[START OF The records]

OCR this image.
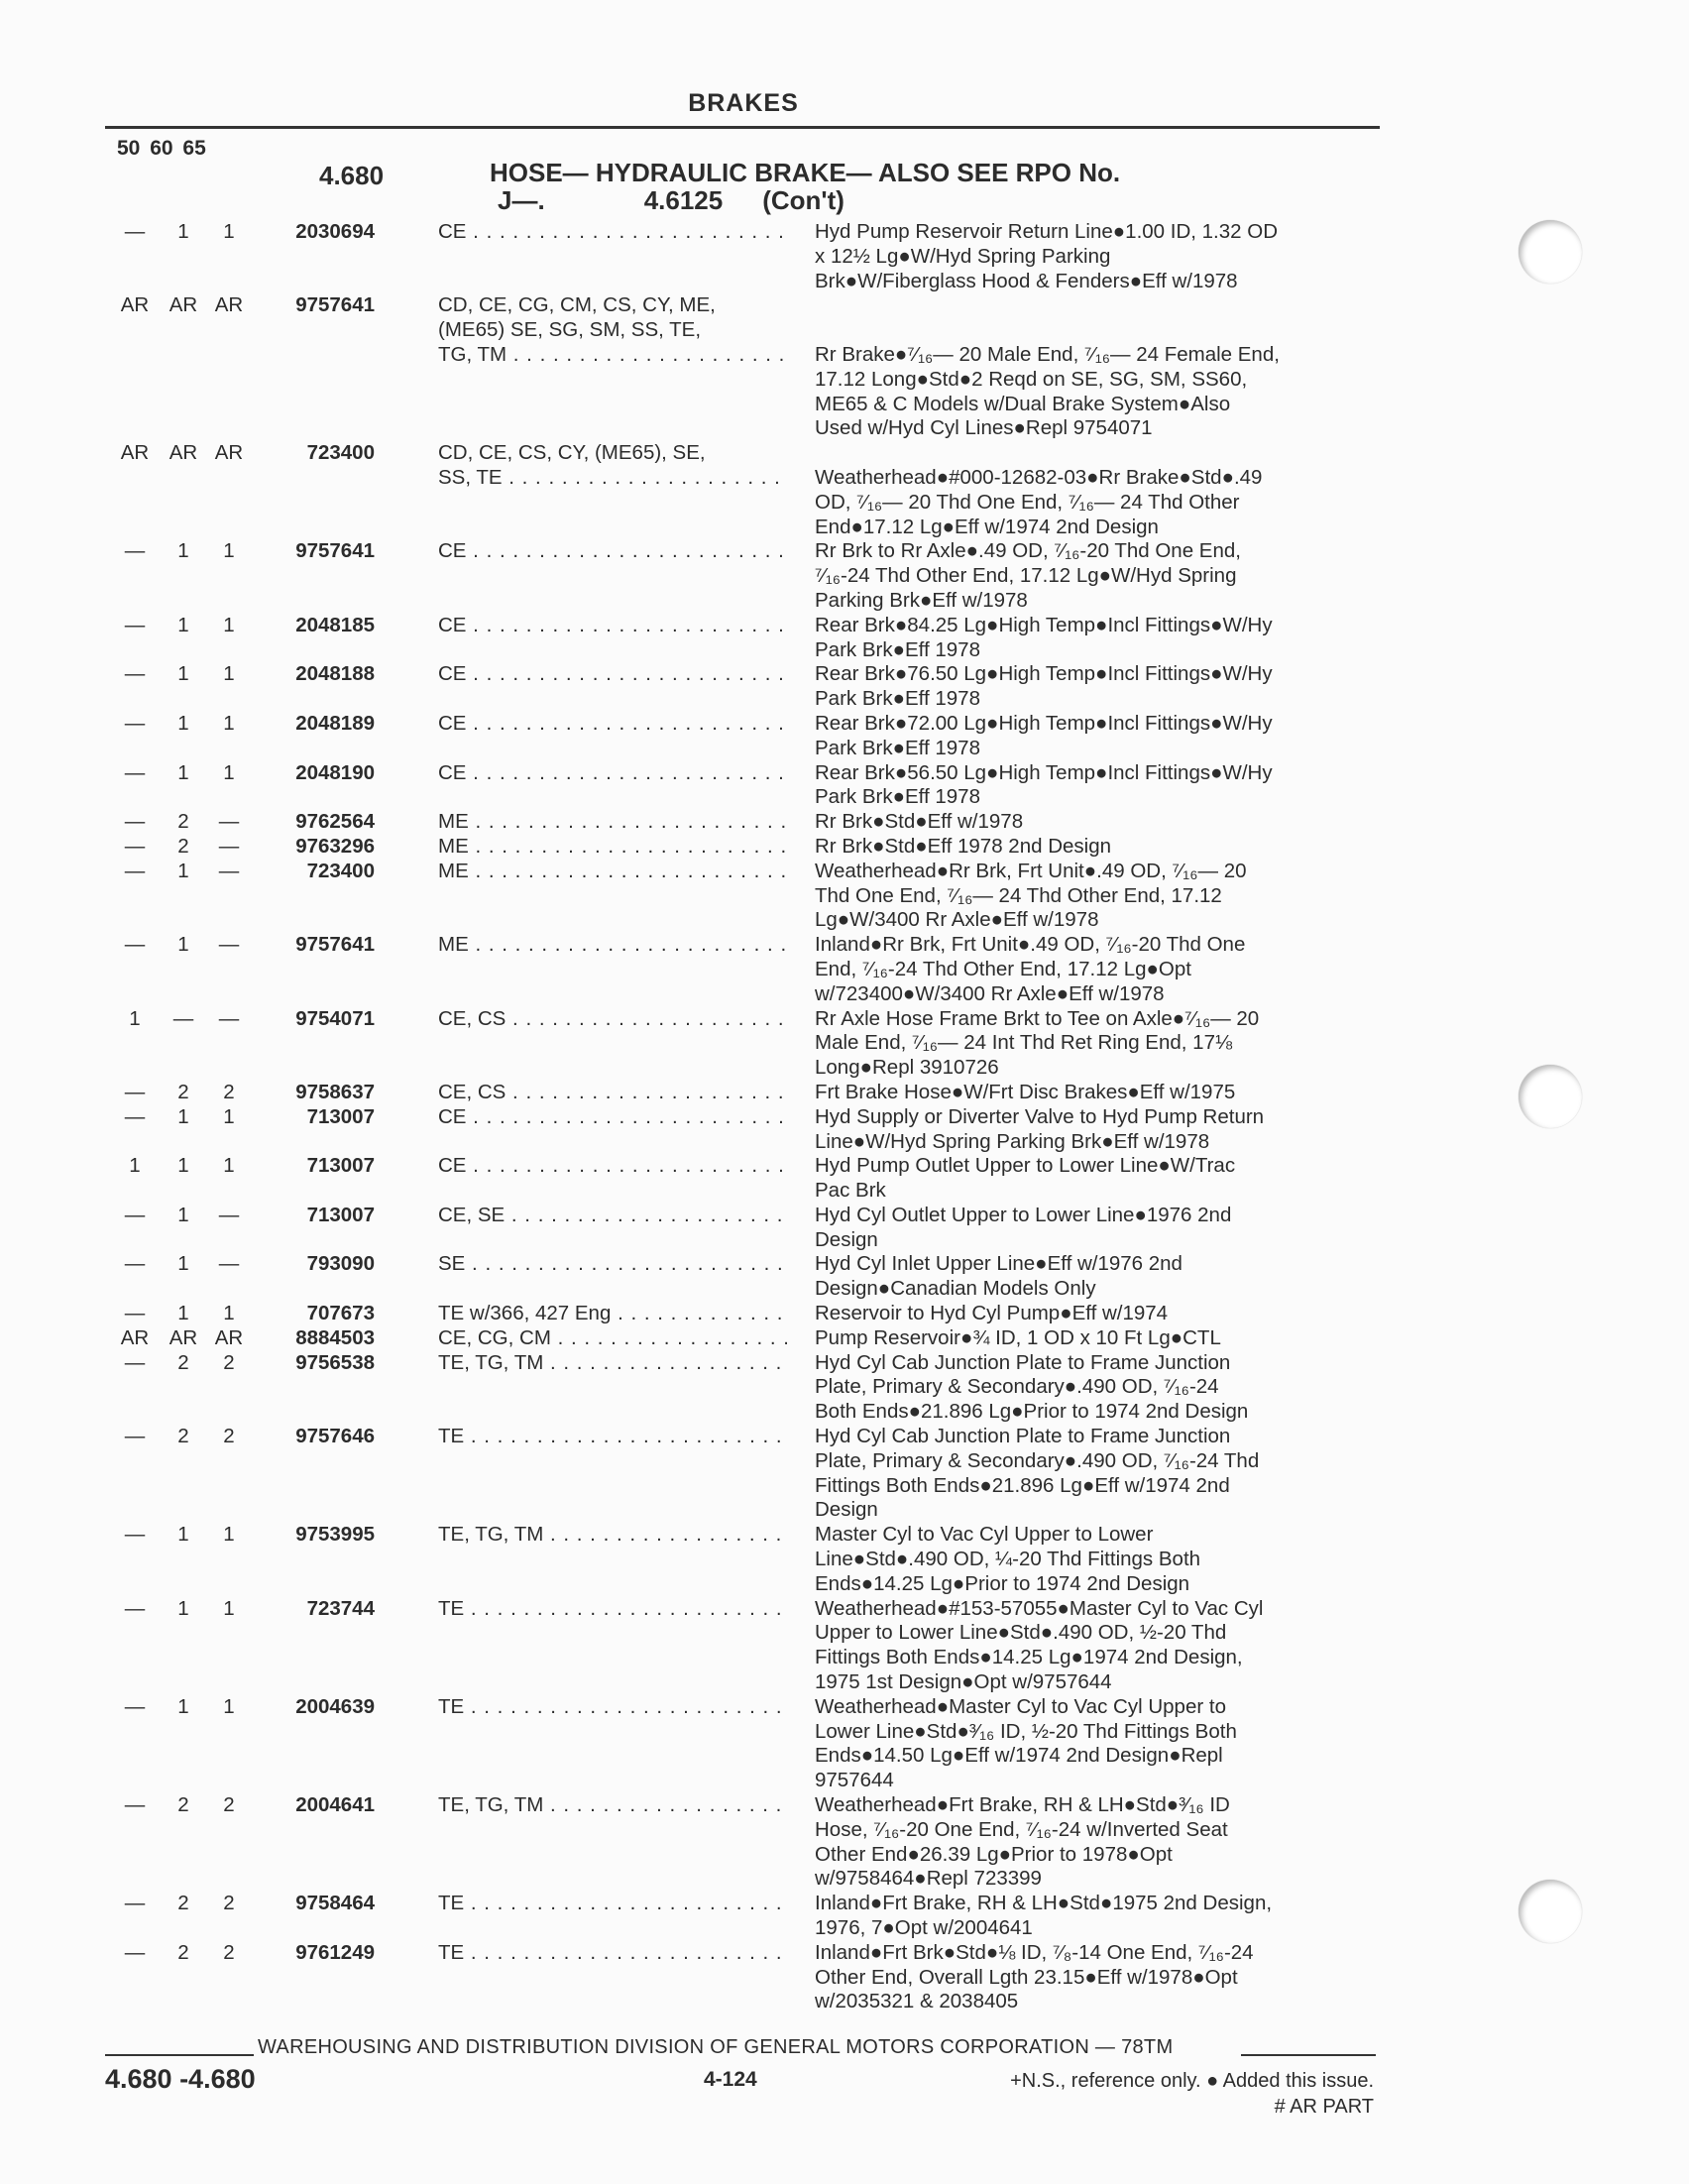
BRAKES
50 60 65
4.680	HOSE— HYDRAULIC BRAKE— ALSO SEE RPO No.
J—.	4.6125 (Con't)
—	1	1	2030694	CE . . .	Hyd Pump Reservoir Return Line●1.00 ID, 1.32 OD
x 12½ Lg●W/Hyd Spring Parking
Brk●W/Fiberglass Hood & Fenders●Eff w/1978
AR	AR AR	9757641	CD, CE, CG, CM, CS, CY, ME,
(ME65) SE, SG, SM, SS, TE,
TG, TM . . .	

Rr Brake●⁷⁄₁₆— 20 Male End, ⁷⁄₁₆— 24 Female End,
17.12 Long●Std●2 Reqd on SE, SG, SM, SS60,
ME65 & C Models w/Dual Brake System●Also
Used w/Hyd Cyl Lines●Repl 9754071
AR	AR AR	723400	CD, CE, CS, CY, (ME65), SE,
SS, TE . . .	
Weatherhead●#000-12682-03●Rr Brake●Std●.49
OD, ⁷⁄₁₆— 20 Thd One End, ⁷⁄₁₆— 24 Thd Other
End●17.12 Lg●Eff w/1974 2nd Design
—	1	1	9757641	CE . . .	Rr Brk to Rr Axle●.49 OD, ⁷⁄₁₆-20 Thd One End,
⁷⁄₁₆-24 Thd Other End, 17.12 Lg●W/Hyd Spring
Parking Brk●Eff w/1978
—	1	1	2048185	CE . . .	Rear Brk●84.25 Lg●High Temp●Incl Fittings●W/Hy
Park Brk●Eff 1978
—	1	1	2048188	CE . . .	Rear Brk●76.50 Lg●High Temp●Incl Fittings●W/Hy
Park Brk●Eff 1978
—	1	1	2048189	CE . . .	Rear Brk●72.00 Lg●High Temp●Incl Fittings●W/Hy
Park Brk●Eff 1978
—	1	1	2048190	CE . . .	Rear Brk●56.50 Lg●High Temp●Incl Fittings●W/Hy
Park Brk●Eff 1978
—	2	—	9762564	ME . . .	Rr Brk●Std●Eff w/1978
—	2	—	9763296	ME . . .	Rr Brk●Std●Eff 1978 2nd Design
—	1	—	723400	ME . . .	Weatherhead●Rr Brk, Frt Unit●.49 OD, ⁷⁄₁₆— 20
Thd One End, ⁷⁄₁₆— 24 Thd Other End, 17.12
Lg●W/3400 Rr Axle●Eff w/1978
—	1	—	9757641	ME . . .	Inland●Rr Brk, Frt Unit●.49 OD, ⁷⁄₁₆-20 Thd One
End, ⁷⁄₁₆-24 Thd Other End, 17.12 Lg●Opt
w/723400●W/3400 Rr Axle●Eff w/1978
1	—	—	9754071	CE, CS . . .	Rr Axle Hose Frame Brkt to Tee on Axle●⁷⁄₁₆— 20
Male End, ⁷⁄₁₆— 24 Int Thd Ret Ring End, 17⅛
Long●Repl 3910726
—	2	2	9758637	CE, CS . . .	Frt Brake Hose●W/Frt Disc Brakes●Eff w/1975
—	1	1	713007	CE . . .	Hyd Supply or Diverter Valve to Hyd Pump Return
Line●W/Hyd Spring Parking Brk●Eff w/1978
1	1	1	713007	CE . . .	Hyd Pump Outlet Upper to Lower Line●W/Trac
Pac Brk
—	1	—	713007	CE, SE . . .	Hyd Cyl Outlet Upper to Lower Line●1976 2nd
Design
—	1	—	793090	SE . . .	Hyd Cyl Inlet Upper Line●Eff w/1976 2nd
Design●Canadian Models Only
—	1	1	707673	TE w/366, 427 Eng . . .	Reservoir to Hyd Cyl Pump●Eff w/1974
AR	AR AR	8884503	CE, CG, CM . . .	Pump Reservoir●¾ ID, 1 OD x 10 Ft Lg●CTL
—	2	2	9756538	TE, TG, TM . . .	Hyd Cyl Cab Junction Plate to Frame Junction
Plate, Primary & Secondary●.490 OD, ⁷⁄₁₆-24
Both Ends●21.896 Lg●Prior to 1974 2nd Design
—	2	2	9757646	TE . . .	Hyd Cyl Cab Junction Plate to Frame Junction
Plate, Primary & Secondary●.490 OD, ⁷⁄₁₆-24 Thd
Fittings Both Ends●21.896 Lg●Eff w/1974 2nd
Design
—	1	1	9753995	TE, TG, TM . . .	Master Cyl to Vac Cyl Upper to Lower
Line●Std●.490 OD, ¼-20 Thd Fittings Both
Ends●14.25 Lg●Prior to 1974 2nd Design
—	1	1	723744	TE . . .	Weatherhead●#153-57055●Master Cyl to Vac Cyl
Upper to Lower Line●Std●.490 OD, ½-20 Thd
Fittings Both Ends●14.25 Lg●1974 2nd Design,
1975 1st Design●Opt w/9757644
—	1	1	2004639	TE . . .	Weatherhead●Master Cyl to Vac Cyl Upper to
Lower Line●Std●³⁄₁₆ ID, ½-20 Thd Fittings Both
Ends●14.50 Lg●Eff w/1974 2nd Design●Repl
9757644
—	2	2	2004641	TE, TG, TM . . .	Weatherhead●Frt Brake, RH & LH●Std●³⁄₁₆ ID
Hose, ⁷⁄₁₆-20 One End, ⁷⁄₁₆-24 w/Inverted Seat
Other End●26.39 Lg●Prior to 1978●Opt
w/9758464●Repl 723399
—	2	2	9758464	TE . . .	Inland●Frt Brake, RH & LH●Std●1975 2nd Design,
1976, 7●Opt w/2004641
—	2	2	9761249	TE . . .	Inland●Frt Brk●Std●⅛ ID, ⁷⁄₈-14 One End, ⁷⁄₁₆-24
Other End, Overall Lgth 23.15●Eff w/1978●Opt
w/2035321 & 2038405
WAREHOUSING AND DISTRIBUTION DIVISION OF GENERAL MOTORS CORPORATION — 78TM
4.680 -4.680	4-124	+N.S., reference only. ● Added this issue.
# AR PART
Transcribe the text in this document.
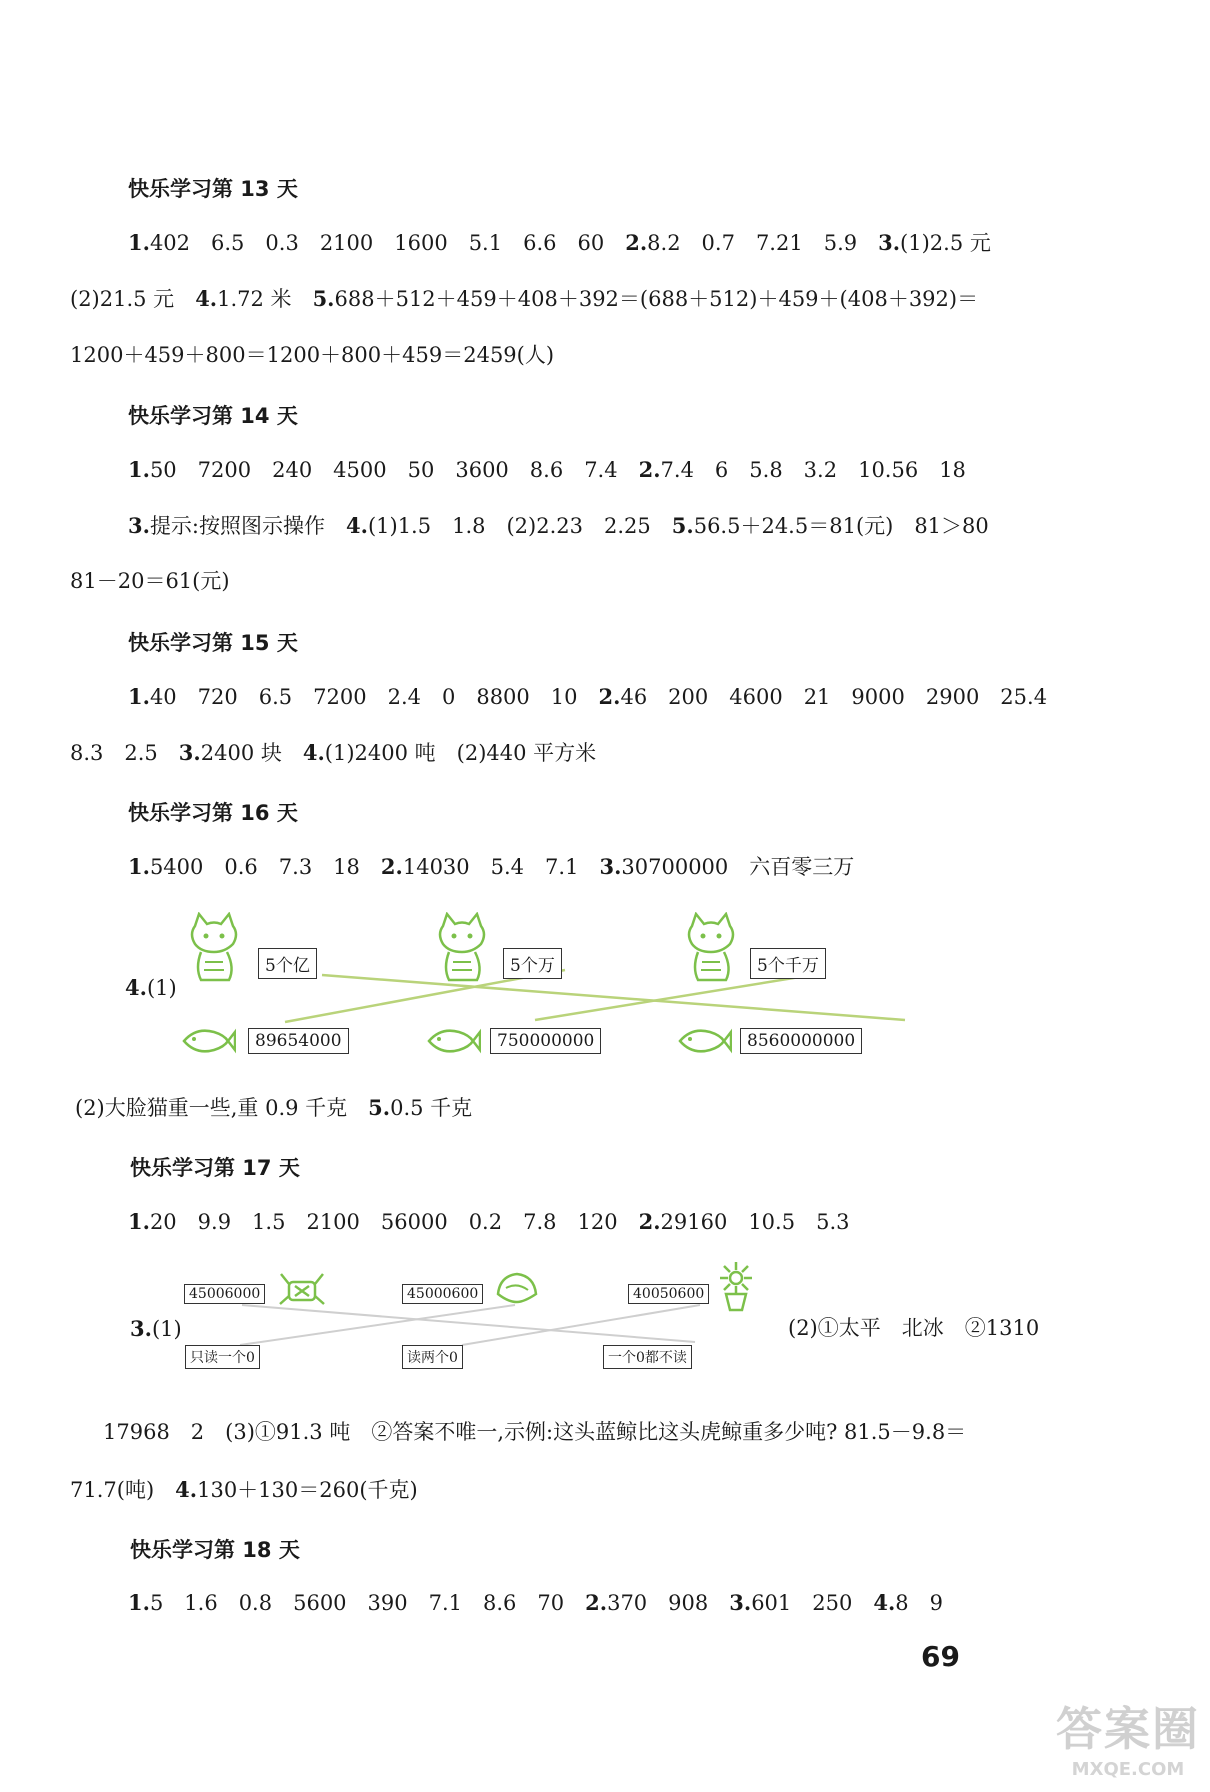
快乐学习第 13 天
1.402　6.5　0.3　2100　1600　5.1　6.6　60　2.8.2　0.7　7.21　5.9　3.(1)2.5 元
(2)21.5 元　4.1.72 米　5.688＋512＋459＋408＋392＝(688＋512)＋459＋(408＋392)＝
1200＋459＋800＝1200＋800＋459＝2459(人)
快乐学习第 14 天
1.50　7200　240　4500　50　3600　8.6　7.4　2.7.4　6　5.8　3.2　10.56　18
3.提示:按照图示操作　4.(1)1.5　1.8　(2)2.23　2.25　5.56.5＋24.5＝81(元)　81＞80
81－20＝61(元)
快乐学习第 15 天
1.40　720　6.5　7200　2.4　0　8800　10　2.46　200　4600　21　9000　2900　25.4
8.3　2.5　3.2400 块　4.(1)2400 吨　(2)440 平方米
快乐学习第 16 天
1.5400　0.6　7.3　18　2.14030　5.4　7.1　3.30700000　六百零三万
4.(1)
5个亿	5个万	5个千万
89654000	750000000	8560000000
(2)大脸猫重一些,重 0.9 千克　5.0.5 千克
快乐学习第 17 天
1.20　9.9　1.5　2100　56000　0.2　7.8　120　2.29160　10.5　5.3
3.(1)
45006000	45000600	40050600
只读一个0	读两个0	一个0都不读
(2)①太平　北冰　②1310
17968　2　(3)①91.3 吨　②答案不唯一,示例:这头蓝鲸比这头虎鲸重多少吨? 81.5－9.8＝
71.7(吨)　4.130＋130＝260(千克)
快乐学习第 18 天
1.5　1.6　0.8　5600　390　7.1　8.6　70　2.370　908　3.601　250　4.8　9
69
答案圈
MXQE.COM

[END OF The records]

§ Stated exercise
Take the line with "Transcribe the text in this document." as the first line and the last line of the records above as the final one; reproduce exactly the lines between them, both included, without pictures.

§ Finished answer
Transcribe the text in this document.
快乐学习第 13 天
1.402　6.5　0.3　2100　1600　5.1　6.6　60　2.8.2　0.7　7.21　5.9　3.(1)2.5 元
(2)21.5 元　4.1.72 米　5.688＋512＋459＋408＋392＝(688＋512)＋459＋(408＋392)＝
1200＋459＋800＝1200＋800＋459＝2459(人)
快乐学习第 14 天
1.50　7200　240　4500　50　3600　8.6　7.4　2.7.4　6　5.8　3.2　10.56　18
3.提示:按照图示操作　4.(1)1.5　1.8　(2)2.23　2.25　5.56.5＋24.5＝81(元)　81＞80
81－20＝61(元)
快乐学习第 15 天
1.40　720　6.5　7200　2.4　0　8800　10　2.46　200　4600　21　9000　2900　25.4
8.3　2.5　3.2400 块　4.(1)2400 吨　(2)440 平方米
快乐学习第 16 天
1.5400　0.6　7.3　18　2.14030　5.4　7.1　3.30700000　六百零三万
4.(1)
5个亿	5个万	5个千万
89654000	750000000	8560000000
(2)大脸猫重一些,重 0.9 千克　5.0.5 千克
快乐学习第 17 天
1.20　9.9　1.5　2100　56000　0.2　7.8　120　2.29160　10.5　5.3
3.(1)
45006000	45000600	40050600
只读一个0	读两个0	一个0都不读
(2)①太平　北冰　②1310
17968　2　(3)①91.3 吨　②答案不唯一,示例:这头蓝鲸比这头虎鲸重多少吨? 81.5－9.8＝
71.7(吨)　4.130＋130＝260(千克)
快乐学习第 18 天
1.5　1.6　0.8　5600　390　7.1　8.6　70　2.370　908　3.601　250　4.8　9
69
答案圈
MXQE.COM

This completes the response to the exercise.